## 対象テキスト
===

説明

切断作業工具

【課題】アダプタを介して工具本体側に取り付けられる長尺定規とを含む切断作業工具において、キックバック防止機構の合理化を図る。
【解決手段】ブレード103が取り付けられる丸鋸本体部101と、丸鋸本体部と別体に構成され、被加工材Wに被着される長尺定規120と、丸鋸本体部に設けられるベース110と、長尺定規120上に設けらるスライドレール部121と、スライドレール部に係合するスライド溝部を有し、係合状態において長尺定規に対しスライド動作が許容される一方、ベース110に固定されるアダプタ130と、アダプタに設けられ長尺定規120の接触時の摩擦によってアダプタが丸鋸本体部とともに切断方向と反対方向に移動するのを規制する規制部材と、規制部材を長尺定規との接触が回避された接触回避位置に保持する保持部材とを含む構成とする。

【発明の詳細な説明】
【技術分野】
【0001】
本発明は、被加工材の切断作業を行う切断作業工具に関する。
【背景技術】
【0002】
従来、各種の作業工具において、工具が取り付けられた工具本体とは別体に設けられた長尺定規を用いる構成が知られている。例えば、下記特許文献1には、工具本体にアダプタを介して取り付けられた長尺定規を被着させ、当該長尺定規に沿って工具本体をアダプタとともにスライドさせて被加工材の加工作業を行う構成が開示されている。さらに、この種の長尺定規を用いた切断作業工具の設計に際しては、切断作業時に切断工具が拘束されることによって生じる反作用現象、いわゆる「キックバック現象」に対処するために考えられた構造(以下、「キックバック防止機構」)が知られている。この従来のキックバック防止機構は、スプリング等による付勢力で常時長尺定規を押圧する形式のものであり、工具本体を長尺定規上でスライド動作する場合等で、作業の邪魔になる場合があった。

===

## データ抜粋
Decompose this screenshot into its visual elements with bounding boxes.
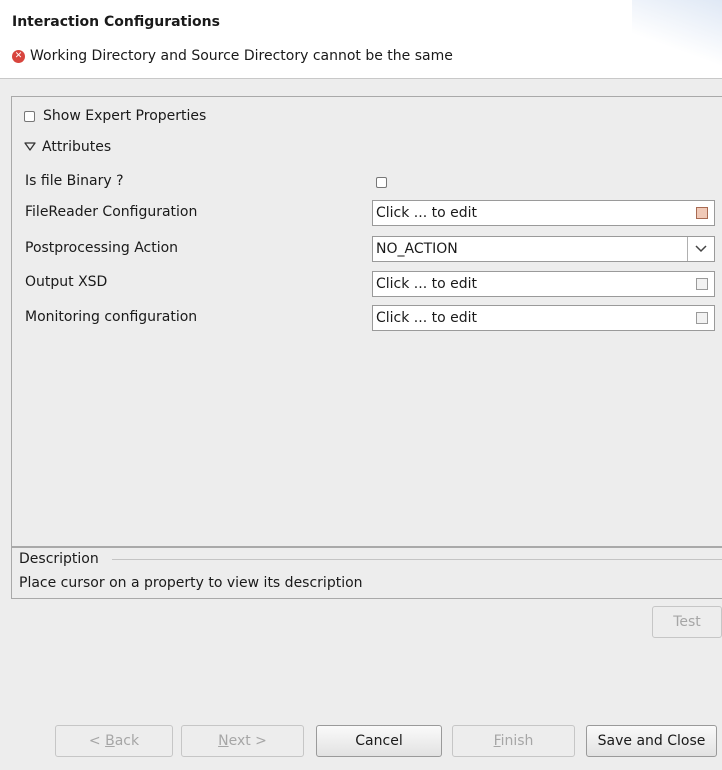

===

## 記述課題 A
切断作業工具の説明文の【解決手段】に出てくる部材のうち、数字の符号が付いたものを、その符号と合わせてすべて挙げよ。
## 記述課題 B
切断作業工具の説明文を、最後の文の次から書き継げ。

## 想定解答 A
・ブレード103
・丸鋸本体部101
・長尺定規120
・ベース110
・スライドレール部121
・アダプタ130

## 想定解答 B
【先行技術文献】
【特許文献】
【0003】
【特許文献1】独国出願DE3612215C1
【発明の概要】
【発明が解決しようとする課題】
【0004】
そこで本発明は、上記の点に鑑みてなされたものであり、被加工材を切断するための切断工具が取り付けられる工具本体と、アダプタを介して工具本体側に取り付けられる長尺定規とを含む切断作業工具において、キックバック防止機構の合理化を図るのに有効な技術を提供することを目的とする。
【課題を解決するための手段】
【0005】
上記課題を解決するため、本発明にかかる切断作業工具は、工具本体、長尺定規、ベース、被係合部、アダプタ、規制部材及び保持部材を含む。なお、ここでいう「切断作業工具」として典型的には、切断工具としてのブレード(チップソー、ノコ刃、切断砥石、ダイヤモンドホイール等)が回転駆動される丸鋸、ルータ、トリマなどが挙げられる。
【0006】
工具本体は、切断作業工具の各部位のうち、特に被加工材を切断するための切断工具が取り付けられる部位として構成される。この工具本体によって切断作業工具の概ね外郭が形成される。切断工具は、工具本体の一構成要素とされてもよいし、或いは工具本体とは別の構成要素とされてもよい。長尺定規は、工具本体と別体に構成されるとともに、切断作業時に被加工材に被着され、所定の長尺方向に延在する定規として構成される。ベースは、工具本体の底部に設けられる。このベースが工具本体の土台を形成する。被係合部は、長尺定規上に設けられ、長尺方向に延在する部位として構成される。アダプタは、被係合部に係合する係合部を有し、当該係合状態において長尺定規に対し長尺方向へのスライド動作が許容される部材として構成される。なお、長尺定規とアダプタとが係合する構造としては、長尺定規側の凸状部分とされる被係合部と、アダプタ側の凹状部分とされる係合部が係合する構造や、長尺定規側の凹状部分とされる被係合部と、アダプタ側の凸状部分とされる係合部が係合する構造が挙げられる。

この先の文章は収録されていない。